Text segment
•••

PC World Article: Router Security Vulnerabilities

Discussion in 'Mac Accessories' started by JulianBoolean, May 29, 2013.

  1. JulianBoolean, May 29, 2013
    Last edited: May 29, 2013

    JulianBoolean macrumors regular

    Joined:
    Aug 14, 2010
    #1
    Hi All,

    I'm currently eyeballing the purchase of a router. In the process of becoming an informed consumer, I've stumbled across an article, and uhm... I guess I don't know how to interpret the information. The gist of the article is that thirteen popular routers are vulnerable, and there is not much we can do about it. The article is from PC World, dated April 18, 2013. Here is a snippet and link:

    [..]

    QUOTE 1: Thirteen popular home and small office routers contain security problems that could allow a hacker to snoop or modify network traffic, according to new research. Independent Security Evaluators (ISE), which is a security consultancy based in Baltimore, found that all of the routers they tested could be taken over if the hacker had access credentials. The tested products came from Linksys, Belkin, Netgear, Verizon and D-Link. All of the router models evaluated ran their company’s latest firmware and were tested with their default, out-of-the-box configurations. Consumers have few options for mitigating the attacks, ISE said in its report.

•••

Parts of the exercise
A. Answer these questions using the router security post:
(i) Which publication ran the article, and on what date?
(ii) In which city is Independent Security Evaluators based?
(iii) Which companies made the tested products?
B. According to the router security post, how did the poster come across the PC World article?
C. Translate this sentence from the router security post into Spanish: "All of the router models evaluated ran their company’s latest firmware and were tested with their default, out-of-the-box configurations."

[Stored data entries]
•••

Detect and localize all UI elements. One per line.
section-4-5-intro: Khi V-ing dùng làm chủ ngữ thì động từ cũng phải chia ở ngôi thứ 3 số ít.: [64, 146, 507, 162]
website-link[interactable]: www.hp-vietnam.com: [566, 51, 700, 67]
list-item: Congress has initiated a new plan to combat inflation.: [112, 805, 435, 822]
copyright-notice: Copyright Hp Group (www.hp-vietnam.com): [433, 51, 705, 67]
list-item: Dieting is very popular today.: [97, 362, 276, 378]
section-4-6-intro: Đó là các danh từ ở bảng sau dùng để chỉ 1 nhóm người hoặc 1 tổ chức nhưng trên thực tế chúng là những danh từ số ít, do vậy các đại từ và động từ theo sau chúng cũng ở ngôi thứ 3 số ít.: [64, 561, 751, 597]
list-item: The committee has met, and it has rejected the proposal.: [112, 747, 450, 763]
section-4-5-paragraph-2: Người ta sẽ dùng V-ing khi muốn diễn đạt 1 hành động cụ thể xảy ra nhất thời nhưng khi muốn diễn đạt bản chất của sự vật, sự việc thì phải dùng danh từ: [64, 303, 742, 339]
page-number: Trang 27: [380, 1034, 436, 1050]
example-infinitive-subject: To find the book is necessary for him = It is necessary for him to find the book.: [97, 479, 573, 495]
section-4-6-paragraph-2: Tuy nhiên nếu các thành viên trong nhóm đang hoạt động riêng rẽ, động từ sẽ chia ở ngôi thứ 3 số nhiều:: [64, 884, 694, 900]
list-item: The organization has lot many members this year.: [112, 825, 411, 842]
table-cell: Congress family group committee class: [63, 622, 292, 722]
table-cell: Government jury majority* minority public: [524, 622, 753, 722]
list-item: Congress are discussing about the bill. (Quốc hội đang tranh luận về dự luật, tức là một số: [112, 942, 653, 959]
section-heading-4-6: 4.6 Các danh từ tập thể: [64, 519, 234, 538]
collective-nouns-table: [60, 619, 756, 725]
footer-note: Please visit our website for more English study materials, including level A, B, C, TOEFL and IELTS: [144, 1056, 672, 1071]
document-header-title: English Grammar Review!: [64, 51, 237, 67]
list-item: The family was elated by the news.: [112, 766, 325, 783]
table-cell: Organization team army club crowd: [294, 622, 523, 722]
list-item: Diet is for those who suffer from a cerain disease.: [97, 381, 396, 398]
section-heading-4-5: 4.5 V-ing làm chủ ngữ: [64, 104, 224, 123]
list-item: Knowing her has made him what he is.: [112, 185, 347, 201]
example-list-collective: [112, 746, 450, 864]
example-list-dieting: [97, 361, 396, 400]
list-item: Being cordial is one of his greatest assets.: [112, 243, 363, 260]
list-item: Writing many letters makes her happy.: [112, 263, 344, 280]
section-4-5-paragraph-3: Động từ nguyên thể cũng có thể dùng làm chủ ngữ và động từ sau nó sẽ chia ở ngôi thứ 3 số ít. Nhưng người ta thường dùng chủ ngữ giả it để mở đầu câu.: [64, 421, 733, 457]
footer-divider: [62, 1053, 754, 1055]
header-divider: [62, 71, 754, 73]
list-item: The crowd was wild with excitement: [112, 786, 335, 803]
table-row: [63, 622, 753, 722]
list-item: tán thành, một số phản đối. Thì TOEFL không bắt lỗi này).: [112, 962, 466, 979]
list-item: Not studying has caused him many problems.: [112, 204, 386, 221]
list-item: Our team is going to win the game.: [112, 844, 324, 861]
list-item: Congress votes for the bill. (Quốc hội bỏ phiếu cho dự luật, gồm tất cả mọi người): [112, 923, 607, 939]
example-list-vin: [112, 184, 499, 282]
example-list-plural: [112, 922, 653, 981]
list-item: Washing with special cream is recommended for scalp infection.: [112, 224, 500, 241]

•••

List of answers
A.
(i) PC World, April 18, 2013.
(ii) Baltimore.
(iii) Linksys, Belkin, Netgear, Verizon and D-Link.

B. The poster was considering buying a router and wanted to become an informed consumer. While researching, the poster came across the article.

C. Todos los modelos de router evaluados ejecutaban el firmware más reciente de su empresa y se probaron con sus configuraciones predeterminadas de fábrica.